→ **WHAT THE EXERCISE ASKS**:
Return only the number of lines in the entries below that hold the word "海老名支店".

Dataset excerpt

********************

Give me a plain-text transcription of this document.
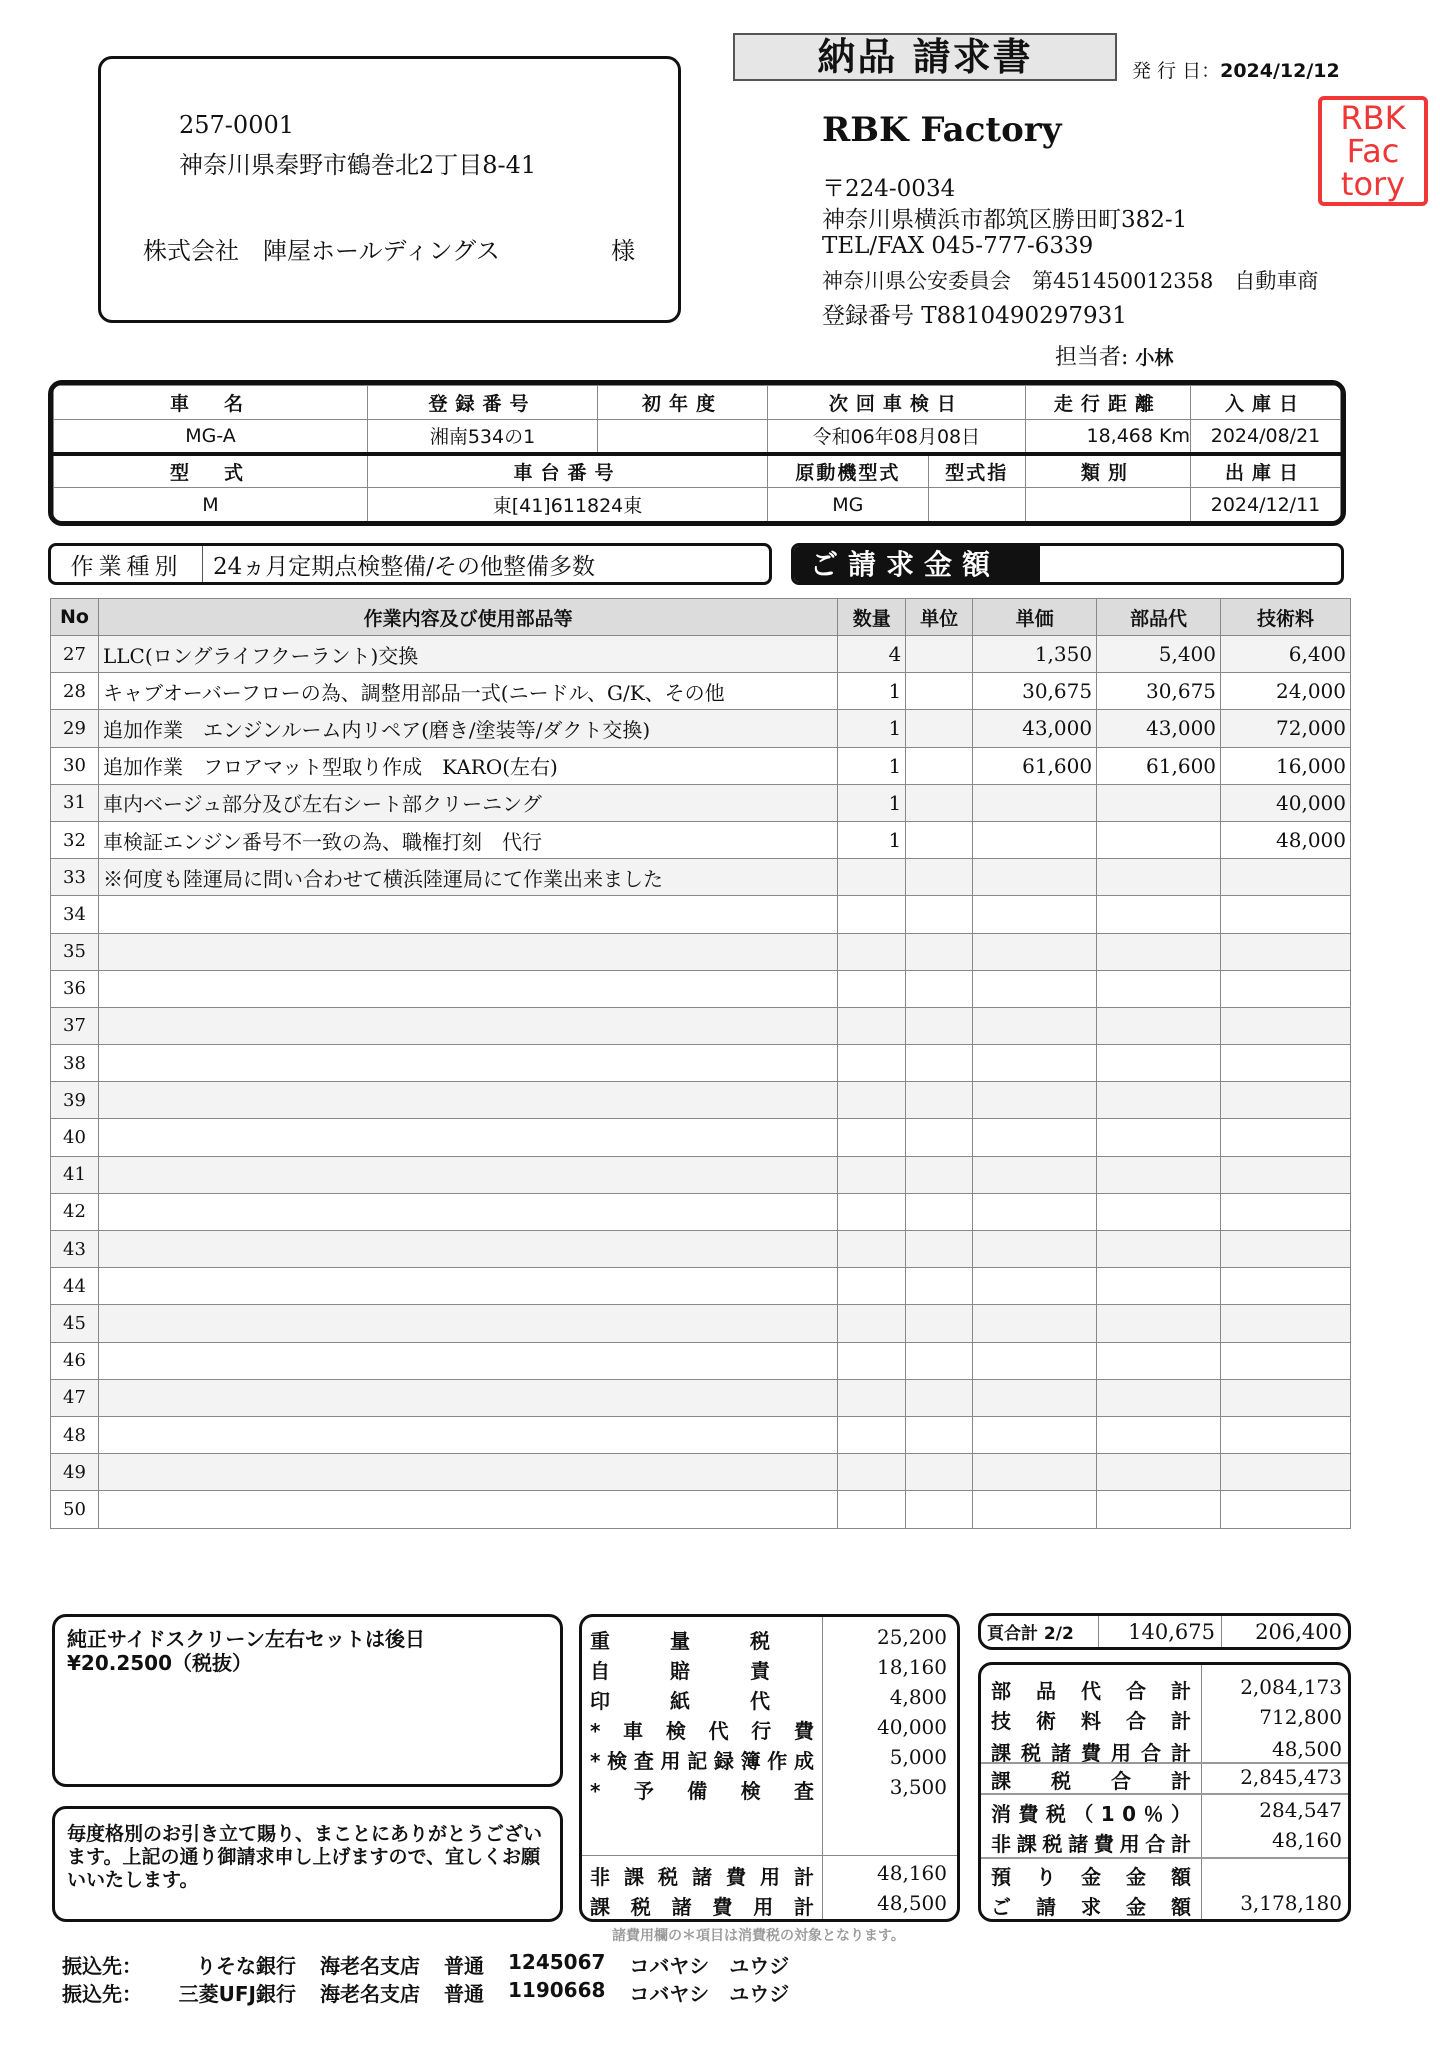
257-0001
神奈川県秦野市鶴巻北2丁目8-41
株式会社　陣屋ホールディングス	様
納品 請求書	発 行 日：2024/12/12
RBK Factory
〒224-0034
神奈川県横浜市都筑区勝田町382-1
TEL/FAX 045-777-6339
神奈川県公安委員会　第451450012358　自動車商
登録番号 T8810490297931
RBK
Fac
tory
担当者: 小林
車　名	登録番号	初年度	次回車検日		走行距離	入庫日
MG-A	湘南534の1		令和06年08月08日		18,468 Km	2024/08/21
型　式	車台番号		原動機型式	型式指	類別	出庫日
M	東[41]611824東		MG			2024/12/11
作業種別	24ヵ月定期点検整備/その他整備多数	ご請求金額
No	作業内容及び使用部品等	数量	単位	単価	部品代	技術料
27	LLC(ロングライフクーラント)交換	4		1,350	5,400	6,400
28	キャブオーバーフローの為、調整用部品一式(ニードル、G/K、その他	1		30,675	30,675	24,000
29	追加作業　エンジンルーム内リペア(磨き/塗装等/ダクト交換)	1		43,000	43,000	72,000
30	追加作業　フロアマット型取り作成　KARO(左右)	1		61,600	61,600	16,000
31	車内ベージュ部分及び左右シート部クリーニング	1				40,000
32	車検証エンジン番号不一致の為、職権打刻　代行	1				48,000
33	※何度も陸運局に問い合わせて横浜陸運局にて作業出来ました					
34						
35						
36						
37						
38						
39						
40						
41						
42						
43						
44						
45						
46						
47						
48						
49						
50						
純正サイドスクリーン左右セットは後日
¥20.2500（税抜）
毎度格別のお引き立て賜り、まことにありがとうございます。上記の通り御請求申し上げますので、宜しくお願いいたします。
重量税 25,200
自賠責 18,160
印紙代	4,800
*車検代行費 40,000
*検査用記録簿作成	5,000
*予備検査 3,500
非課税諸費用計 48,160
課税諸費用計 48,500
諸費用欄の＊項目は消費税の対象となります。
頁合計 2/2	140,675	206,400
部品代合計 2,084,173
技術料合計 712,800
課税諸費用合計	48,500
課税合計 2,845,473
消費税（10％）	284,547
非課税諸費用合計	48,160
預り金金額
ご請求金額 3,178,180
振込先：	りそな銀行 海老名支店 普通 1245067 コバヤシ　ユウジ
振込先：	三菱UFJ銀行 海老名支店 普通 1190668 コバヤシ　ユウジ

********************

→ **EXERCISE OUTPUT**:
2